(begin)

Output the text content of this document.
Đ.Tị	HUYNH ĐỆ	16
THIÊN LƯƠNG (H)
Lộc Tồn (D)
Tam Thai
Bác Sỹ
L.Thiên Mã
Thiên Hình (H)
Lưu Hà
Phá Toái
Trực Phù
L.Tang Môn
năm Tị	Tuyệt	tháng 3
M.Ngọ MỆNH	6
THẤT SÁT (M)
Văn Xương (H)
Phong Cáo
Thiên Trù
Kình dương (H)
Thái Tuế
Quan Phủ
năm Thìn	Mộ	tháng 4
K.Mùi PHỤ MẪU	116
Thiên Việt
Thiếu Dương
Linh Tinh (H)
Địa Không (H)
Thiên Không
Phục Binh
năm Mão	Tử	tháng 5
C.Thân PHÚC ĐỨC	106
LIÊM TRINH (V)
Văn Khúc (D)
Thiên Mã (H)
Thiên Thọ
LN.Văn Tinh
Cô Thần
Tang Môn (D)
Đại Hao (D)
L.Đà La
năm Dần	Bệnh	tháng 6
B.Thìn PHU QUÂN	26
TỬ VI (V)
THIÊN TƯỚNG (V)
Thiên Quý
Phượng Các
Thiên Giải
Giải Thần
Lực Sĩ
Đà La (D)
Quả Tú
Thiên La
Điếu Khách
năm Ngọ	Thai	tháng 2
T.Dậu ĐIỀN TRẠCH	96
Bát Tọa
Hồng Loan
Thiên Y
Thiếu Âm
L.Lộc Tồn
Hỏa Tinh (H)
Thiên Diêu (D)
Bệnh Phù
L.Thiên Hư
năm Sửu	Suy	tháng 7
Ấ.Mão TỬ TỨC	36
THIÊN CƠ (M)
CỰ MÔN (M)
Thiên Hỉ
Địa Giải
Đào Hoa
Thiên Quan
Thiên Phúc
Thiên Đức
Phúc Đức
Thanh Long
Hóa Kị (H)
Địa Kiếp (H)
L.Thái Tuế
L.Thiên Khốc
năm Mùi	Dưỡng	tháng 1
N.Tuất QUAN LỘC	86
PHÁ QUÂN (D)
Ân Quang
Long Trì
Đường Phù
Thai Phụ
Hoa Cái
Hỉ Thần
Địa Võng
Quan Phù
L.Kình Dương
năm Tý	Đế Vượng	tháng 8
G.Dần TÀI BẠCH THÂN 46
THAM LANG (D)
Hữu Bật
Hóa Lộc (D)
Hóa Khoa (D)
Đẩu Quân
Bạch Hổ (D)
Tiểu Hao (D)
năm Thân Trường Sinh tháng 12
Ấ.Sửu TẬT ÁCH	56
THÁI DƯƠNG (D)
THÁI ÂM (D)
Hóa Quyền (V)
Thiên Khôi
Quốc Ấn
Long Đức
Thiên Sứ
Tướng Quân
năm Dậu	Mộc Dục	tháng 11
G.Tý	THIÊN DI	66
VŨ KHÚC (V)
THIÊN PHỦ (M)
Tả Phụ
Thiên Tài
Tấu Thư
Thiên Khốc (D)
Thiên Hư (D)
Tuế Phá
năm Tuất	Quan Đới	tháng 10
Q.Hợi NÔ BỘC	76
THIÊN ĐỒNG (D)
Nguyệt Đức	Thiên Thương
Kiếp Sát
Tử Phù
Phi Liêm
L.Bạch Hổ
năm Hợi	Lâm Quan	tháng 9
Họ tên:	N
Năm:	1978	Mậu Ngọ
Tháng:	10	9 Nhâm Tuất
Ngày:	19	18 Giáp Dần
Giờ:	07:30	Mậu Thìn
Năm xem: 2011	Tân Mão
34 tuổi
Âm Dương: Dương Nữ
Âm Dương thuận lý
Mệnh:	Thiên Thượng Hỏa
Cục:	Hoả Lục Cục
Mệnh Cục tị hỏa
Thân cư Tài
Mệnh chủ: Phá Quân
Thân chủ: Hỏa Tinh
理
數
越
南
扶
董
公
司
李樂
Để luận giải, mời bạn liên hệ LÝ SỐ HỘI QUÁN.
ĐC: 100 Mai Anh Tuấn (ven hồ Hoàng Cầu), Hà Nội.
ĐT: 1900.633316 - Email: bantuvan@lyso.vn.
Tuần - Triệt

(end)

STATED GOAL = Repeat each record in full; every line must match exactly.

WRITTEN REPLY =
Output the text content of this document.
Đ.Tị	HUYNH ĐỆ	16
THIÊN LƯƠNG (H)
Lộc Tồn (D)
Tam Thai
Bác Sỹ
L.Thiên Mã
Thiên Hình (H)
Lưu Hà
Phá Toái
Trực Phù
L.Tang Môn
năm Tị	Tuyệt	tháng 3
M.Ngọ MỆNH	6
THẤT SÁT (M)
Văn Xương (H)
Phong Cáo
Thiên Trù
Kình dương (H)
Thái Tuế
Quan Phủ
năm Thìn	Mộ	tháng 4
K.Mùi PHỤ MẪU	116
Thiên Việt
Thiếu Dương
Linh Tinh (H)
Địa Không (H)
Thiên Không
Phục Binh
năm Mão	Tử	tháng 5
C.Thân PHÚC ĐỨC	106
LIÊM TRINH (V)
Văn Khúc (D)
Thiên Mã (H)
Thiên Thọ
LN.Văn Tinh
Cô Thần
Tang Môn (D)
Đại Hao (D)
L.Đà La
năm Dần	Bệnh	tháng 6
B.Thìn PHU QUÂN	26
TỬ VI (V)
THIÊN TƯỚNG (V)
Thiên Quý
Phượng Các
Thiên Giải
Giải Thần
Lực Sĩ
Đà La (D)
Quả Tú
Thiên La
Điếu Khách
năm Ngọ	Thai	tháng 2
T.Dậu ĐIỀN TRẠCH	96
Bát Tọa
Hồng Loan
Thiên Y
Thiếu Âm
L.Lộc Tồn
Hỏa Tinh (H)
Thiên Diêu (D)
Bệnh Phù
L.Thiên Hư
năm Sửu	Suy	tháng 7
Ấ.Mão TỬ TỨC	36
THIÊN CƠ (M)
CỰ MÔN (M)
Thiên Hỉ
Địa Giải
Đào Hoa
Thiên Quan
Thiên Phúc
Thiên Đức
Phúc Đức
Thanh Long
Hóa Kị (H)
Địa Kiếp (H)
L.Thái Tuế
L.Thiên Khốc
năm Mùi	Dưỡng	tháng 1
N.Tuất QUAN LỘC	86
PHÁ QUÂN (D)
Ân Quang
Long Trì
Đường Phù
Thai Phụ
Hoa Cái
Hỉ Thần
Địa Võng
Quan Phù
L.Kình Dương
năm Tý	Đế Vượng	tháng 8
G.Dần TÀI BẠCH THÂN 46
THAM LANG (D)
Hữu Bật
Hóa Lộc (D)
Hóa Khoa (D)
Đẩu Quân
Bạch Hổ (D)
Tiểu Hao (D)
năm Thân Trường Sinh tháng 12
Ấ.Sửu TẬT ÁCH	56
THÁI DƯƠNG (D)
THÁI ÂM (D)
Hóa Quyền (V)
Thiên Khôi
Quốc Ấn
Long Đức
Thiên Sứ
Tướng Quân
năm Dậu	Mộc Dục	tháng 11
G.Tý	THIÊN DI	66
VŨ KHÚC (V)
THIÊN PHỦ (M)
Tả Phụ
Thiên Tài
Tấu Thư
Thiên Khốc (D)
Thiên Hư (D)
Tuế Phá
năm Tuất	Quan Đới	tháng 10
Q.Hợi NÔ BỘC	76
THIÊN ĐỒNG (D)
Nguyệt Đức	Thiên Thương
Kiếp Sát
Tử Phù
Phi Liêm
L.Bạch Hổ
năm Hợi	Lâm Quan	tháng 9
Họ tên:	N
Năm:	1978	Mậu Ngọ
Tháng:	10	9 Nhâm Tuất
Ngày:	19	18 Giáp Dần
Giờ:	07:30	Mậu Thìn
Năm xem: 2011	Tân Mão
34 tuổi
Âm Dương: Dương Nữ
Âm Dương thuận lý
Mệnh:	Thiên Thượng Hỏa
Cục:	Hoả Lục Cục
Mệnh Cục tị hỏa
Thân cư Tài
Mệnh chủ: Phá Quân
Thân chủ: Hỏa Tinh
理
數
越
南
扶
董
公
司
李樂
Để luận giải, mời bạn liên hệ LÝ SỐ HỘI QUÁN.
ĐC: 100 Mai Anh Tuấn (ven hồ Hoàng Cầu), Hà Nội.
ĐT: 1900.633316 - Email: bantuvan@lyso.vn.
Tuần - Triệt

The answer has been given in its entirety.